Work to do :: Every line of the material below must be repeated exactly.

-- BEGIN --

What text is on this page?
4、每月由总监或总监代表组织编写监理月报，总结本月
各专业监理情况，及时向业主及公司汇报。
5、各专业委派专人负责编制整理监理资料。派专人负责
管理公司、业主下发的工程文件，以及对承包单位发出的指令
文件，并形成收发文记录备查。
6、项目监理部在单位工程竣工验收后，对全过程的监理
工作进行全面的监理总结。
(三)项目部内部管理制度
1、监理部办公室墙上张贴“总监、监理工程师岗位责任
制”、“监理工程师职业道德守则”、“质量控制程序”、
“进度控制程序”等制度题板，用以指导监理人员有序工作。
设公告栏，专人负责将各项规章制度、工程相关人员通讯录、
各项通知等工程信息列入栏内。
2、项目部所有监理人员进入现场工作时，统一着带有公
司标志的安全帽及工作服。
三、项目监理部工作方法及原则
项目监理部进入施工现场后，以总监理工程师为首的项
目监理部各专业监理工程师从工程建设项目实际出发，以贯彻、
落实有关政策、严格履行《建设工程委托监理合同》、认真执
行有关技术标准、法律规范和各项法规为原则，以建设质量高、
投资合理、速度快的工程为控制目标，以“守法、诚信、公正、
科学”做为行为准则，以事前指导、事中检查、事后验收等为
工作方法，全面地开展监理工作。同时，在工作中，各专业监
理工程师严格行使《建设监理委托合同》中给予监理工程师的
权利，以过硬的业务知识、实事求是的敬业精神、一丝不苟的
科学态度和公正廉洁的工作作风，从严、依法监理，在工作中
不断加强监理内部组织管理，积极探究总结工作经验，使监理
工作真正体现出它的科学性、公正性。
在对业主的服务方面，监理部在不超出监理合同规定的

-- END --

Result of this task ::
What text is on this page?
4、每月由总监或总监代表组织编写监理月报，总结本月
各专业监理情况，及时向业主及公司汇报。
5、各专业委派专人负责编制整理监理资料。派专人负责
管理公司、业主下发的工程文件，以及对承包单位发出的指令
文件，并形成收发文记录备查。
6、项目监理部在单位工程竣工验收后，对全过程的监理
工作进行全面的监理总结。
(三)项目部内部管理制度
1、监理部办公室墙上张贴“总监、监理工程师岗位责任
制”、“监理工程师职业道德守则”、“质量控制程序”、
“进度控制程序”等制度题板，用以指导监理人员有序工作。
设公告栏，专人负责将各项规章制度、工程相关人员通讯录、
各项通知等工程信息列入栏内。
2、项目部所有监理人员进入现场工作时，统一着带有公
司标志的安全帽及工作服。
三、项目监理部工作方法及原则
项目监理部进入施工现场后，以总监理工程师为首的项
目监理部各专业监理工程师从工程建设项目实际出发，以贯彻、
落实有关政策、严格履行《建设工程委托监理合同》、认真执
行有关技术标准、法律规范和各项法规为原则，以建设质量高、
投资合理、速度快的工程为控制目标，以“守法、诚信、公正、
科学”做为行为准则，以事前指导、事中检查、事后验收等为
工作方法，全面地开展监理工作。同时，在工作中，各专业监
理工程师严格行使《建设监理委托合同》中给予监理工程师的
权利，以过硬的业务知识、实事求是的敬业精神、一丝不苟的
科学态度和公正廉洁的工作作风，从严、依法监理，在工作中
不断加强监理内部组织管理，积极探究总结工作经验，使监理
工作真正体现出它的科学性、公正性。
在对业主的服务方面，监理部在不超出监理合同规定的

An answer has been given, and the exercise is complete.